> DIRECTION
Below are entries. Pull out all lines containing "ffffff".

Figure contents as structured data
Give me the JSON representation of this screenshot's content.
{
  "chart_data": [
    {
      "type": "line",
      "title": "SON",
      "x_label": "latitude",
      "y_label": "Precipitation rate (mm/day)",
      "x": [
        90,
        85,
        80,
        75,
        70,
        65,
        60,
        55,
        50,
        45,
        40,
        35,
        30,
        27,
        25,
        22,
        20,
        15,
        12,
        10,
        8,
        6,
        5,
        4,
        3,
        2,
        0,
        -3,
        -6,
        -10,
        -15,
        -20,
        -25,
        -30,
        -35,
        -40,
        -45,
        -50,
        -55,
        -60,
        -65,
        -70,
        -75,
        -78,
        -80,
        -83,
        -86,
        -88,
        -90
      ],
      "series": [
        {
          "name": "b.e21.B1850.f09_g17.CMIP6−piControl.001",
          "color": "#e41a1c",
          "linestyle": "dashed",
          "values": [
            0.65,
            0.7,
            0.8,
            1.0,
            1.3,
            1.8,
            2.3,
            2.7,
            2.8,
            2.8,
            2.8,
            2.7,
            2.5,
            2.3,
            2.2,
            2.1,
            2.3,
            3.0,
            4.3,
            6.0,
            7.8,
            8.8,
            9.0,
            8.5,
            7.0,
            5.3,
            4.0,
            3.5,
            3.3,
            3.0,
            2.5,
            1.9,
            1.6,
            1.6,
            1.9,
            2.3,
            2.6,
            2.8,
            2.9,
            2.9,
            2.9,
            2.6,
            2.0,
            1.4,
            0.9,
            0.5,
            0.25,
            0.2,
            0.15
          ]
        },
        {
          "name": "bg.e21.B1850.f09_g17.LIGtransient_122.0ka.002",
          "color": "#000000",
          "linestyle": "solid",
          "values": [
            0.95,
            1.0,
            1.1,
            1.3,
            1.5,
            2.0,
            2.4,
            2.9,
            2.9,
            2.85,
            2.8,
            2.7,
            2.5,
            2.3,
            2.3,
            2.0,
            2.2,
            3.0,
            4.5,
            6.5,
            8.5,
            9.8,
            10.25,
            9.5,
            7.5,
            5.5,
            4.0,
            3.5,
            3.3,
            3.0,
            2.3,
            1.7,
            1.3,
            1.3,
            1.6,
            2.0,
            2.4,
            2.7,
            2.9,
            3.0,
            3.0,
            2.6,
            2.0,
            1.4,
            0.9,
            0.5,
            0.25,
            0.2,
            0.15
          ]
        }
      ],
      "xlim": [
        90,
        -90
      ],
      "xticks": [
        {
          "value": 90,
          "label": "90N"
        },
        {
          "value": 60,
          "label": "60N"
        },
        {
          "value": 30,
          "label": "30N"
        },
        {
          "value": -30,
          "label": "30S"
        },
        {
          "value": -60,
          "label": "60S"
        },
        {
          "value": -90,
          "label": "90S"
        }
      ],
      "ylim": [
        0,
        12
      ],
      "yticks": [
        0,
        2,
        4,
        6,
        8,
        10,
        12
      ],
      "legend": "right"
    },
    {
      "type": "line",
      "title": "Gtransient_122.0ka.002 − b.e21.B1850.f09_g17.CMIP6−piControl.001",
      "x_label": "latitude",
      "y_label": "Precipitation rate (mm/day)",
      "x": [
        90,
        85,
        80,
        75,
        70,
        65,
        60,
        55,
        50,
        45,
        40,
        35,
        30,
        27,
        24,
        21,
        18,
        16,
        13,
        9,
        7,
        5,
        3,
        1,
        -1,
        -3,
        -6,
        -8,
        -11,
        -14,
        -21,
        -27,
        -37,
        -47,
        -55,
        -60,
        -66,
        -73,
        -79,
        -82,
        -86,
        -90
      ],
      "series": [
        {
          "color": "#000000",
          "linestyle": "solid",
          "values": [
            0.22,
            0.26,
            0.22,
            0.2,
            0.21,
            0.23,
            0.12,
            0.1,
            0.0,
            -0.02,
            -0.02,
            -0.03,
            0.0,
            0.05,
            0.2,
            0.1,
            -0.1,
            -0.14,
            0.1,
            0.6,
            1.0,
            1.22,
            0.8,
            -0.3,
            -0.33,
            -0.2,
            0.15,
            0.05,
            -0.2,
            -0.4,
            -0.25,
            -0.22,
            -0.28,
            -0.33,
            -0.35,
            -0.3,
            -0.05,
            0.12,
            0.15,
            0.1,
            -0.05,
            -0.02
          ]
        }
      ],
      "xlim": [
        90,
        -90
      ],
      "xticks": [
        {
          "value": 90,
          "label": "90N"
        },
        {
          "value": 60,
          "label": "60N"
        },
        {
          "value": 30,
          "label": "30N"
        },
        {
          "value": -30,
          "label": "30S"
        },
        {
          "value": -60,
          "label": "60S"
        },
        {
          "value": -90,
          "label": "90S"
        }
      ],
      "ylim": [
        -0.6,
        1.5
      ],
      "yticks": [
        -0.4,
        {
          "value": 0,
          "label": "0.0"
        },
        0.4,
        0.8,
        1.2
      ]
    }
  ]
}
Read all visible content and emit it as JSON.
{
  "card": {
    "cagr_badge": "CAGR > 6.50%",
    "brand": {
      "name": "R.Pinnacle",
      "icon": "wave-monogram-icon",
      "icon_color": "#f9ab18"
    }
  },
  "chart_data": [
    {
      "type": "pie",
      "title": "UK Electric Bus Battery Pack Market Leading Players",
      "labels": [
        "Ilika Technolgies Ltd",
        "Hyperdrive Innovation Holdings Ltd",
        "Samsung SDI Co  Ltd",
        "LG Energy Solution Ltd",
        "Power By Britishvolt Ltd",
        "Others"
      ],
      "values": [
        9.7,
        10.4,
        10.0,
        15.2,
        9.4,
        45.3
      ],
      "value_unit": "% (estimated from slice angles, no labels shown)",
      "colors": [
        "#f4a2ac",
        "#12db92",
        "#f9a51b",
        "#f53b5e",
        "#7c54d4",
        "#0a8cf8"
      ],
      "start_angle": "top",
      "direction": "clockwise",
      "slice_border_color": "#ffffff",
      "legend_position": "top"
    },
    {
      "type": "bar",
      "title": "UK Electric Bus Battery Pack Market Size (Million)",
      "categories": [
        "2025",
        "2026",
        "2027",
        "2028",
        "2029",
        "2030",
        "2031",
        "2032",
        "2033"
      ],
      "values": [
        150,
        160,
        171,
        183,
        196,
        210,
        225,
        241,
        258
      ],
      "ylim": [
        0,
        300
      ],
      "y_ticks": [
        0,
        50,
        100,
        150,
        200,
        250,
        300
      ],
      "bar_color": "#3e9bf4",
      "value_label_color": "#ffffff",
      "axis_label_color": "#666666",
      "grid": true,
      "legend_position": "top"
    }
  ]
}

> EXERCISE RESPONSE
      "slice_border_color": "#ffffff",
      "value_label_color": "#ffffff",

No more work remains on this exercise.